— BEGIN —

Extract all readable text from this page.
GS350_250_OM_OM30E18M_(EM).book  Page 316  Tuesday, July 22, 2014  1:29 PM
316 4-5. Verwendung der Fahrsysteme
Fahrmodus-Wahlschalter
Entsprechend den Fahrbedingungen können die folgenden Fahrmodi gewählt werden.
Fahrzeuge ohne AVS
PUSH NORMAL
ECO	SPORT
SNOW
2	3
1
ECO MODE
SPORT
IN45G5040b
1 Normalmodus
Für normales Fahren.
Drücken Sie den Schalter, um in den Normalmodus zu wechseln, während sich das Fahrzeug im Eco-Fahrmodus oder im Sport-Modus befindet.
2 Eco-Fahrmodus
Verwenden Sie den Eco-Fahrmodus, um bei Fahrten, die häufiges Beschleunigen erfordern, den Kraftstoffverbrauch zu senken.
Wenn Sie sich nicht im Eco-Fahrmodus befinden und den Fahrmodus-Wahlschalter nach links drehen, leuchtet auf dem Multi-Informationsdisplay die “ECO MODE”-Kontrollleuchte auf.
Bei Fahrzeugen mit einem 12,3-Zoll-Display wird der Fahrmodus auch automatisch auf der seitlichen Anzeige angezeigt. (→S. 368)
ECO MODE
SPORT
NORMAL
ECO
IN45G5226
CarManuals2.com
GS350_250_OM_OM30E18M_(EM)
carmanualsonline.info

— END —

YOUR OBJECTIVE:
Quote every entry exactly.

SOLUTION TO THIS TASK:
Extract all readable text from this page.
GS350_250_OM_OM30E18M_(EM).book  Page 316  Tuesday, July 22, 2014  1:29 PM
316 4-5. Verwendung der Fahrsysteme
Fahrmodus-Wahlschalter
Entsprechend den Fahrbedingungen können die folgenden Fahrmodi gewählt werden.
Fahrzeuge ohne AVS
PUSH NORMAL
ECO	SPORT
SNOW
2	3
1
ECO MODE
SPORT
IN45G5040b
1 Normalmodus
Für normales Fahren.
Drücken Sie den Schalter, um in den Normalmodus zu wechseln, während sich das Fahrzeug im Eco-Fahrmodus oder im Sport-Modus befindet.
2 Eco-Fahrmodus
Verwenden Sie den Eco-Fahrmodus, um bei Fahrten, die häufiges Beschleunigen erfordern, den Kraftstoffverbrauch zu senken.
Wenn Sie sich nicht im Eco-Fahrmodus befinden und den Fahrmodus-Wahlschalter nach links drehen, leuchtet auf dem Multi-Informationsdisplay die “ECO MODE”-Kontrollleuchte auf.
Bei Fahrzeugen mit einem 12,3-Zoll-Display wird der Fahrmodus auch automatisch auf der seitlichen Anzeige angezeigt. (→S. 368)
ECO MODE
SPORT
NORMAL
ECO
IN45G5226
CarManuals2.com
GS350_250_OM_OM30E18M_(EM)
carmanualsonline.info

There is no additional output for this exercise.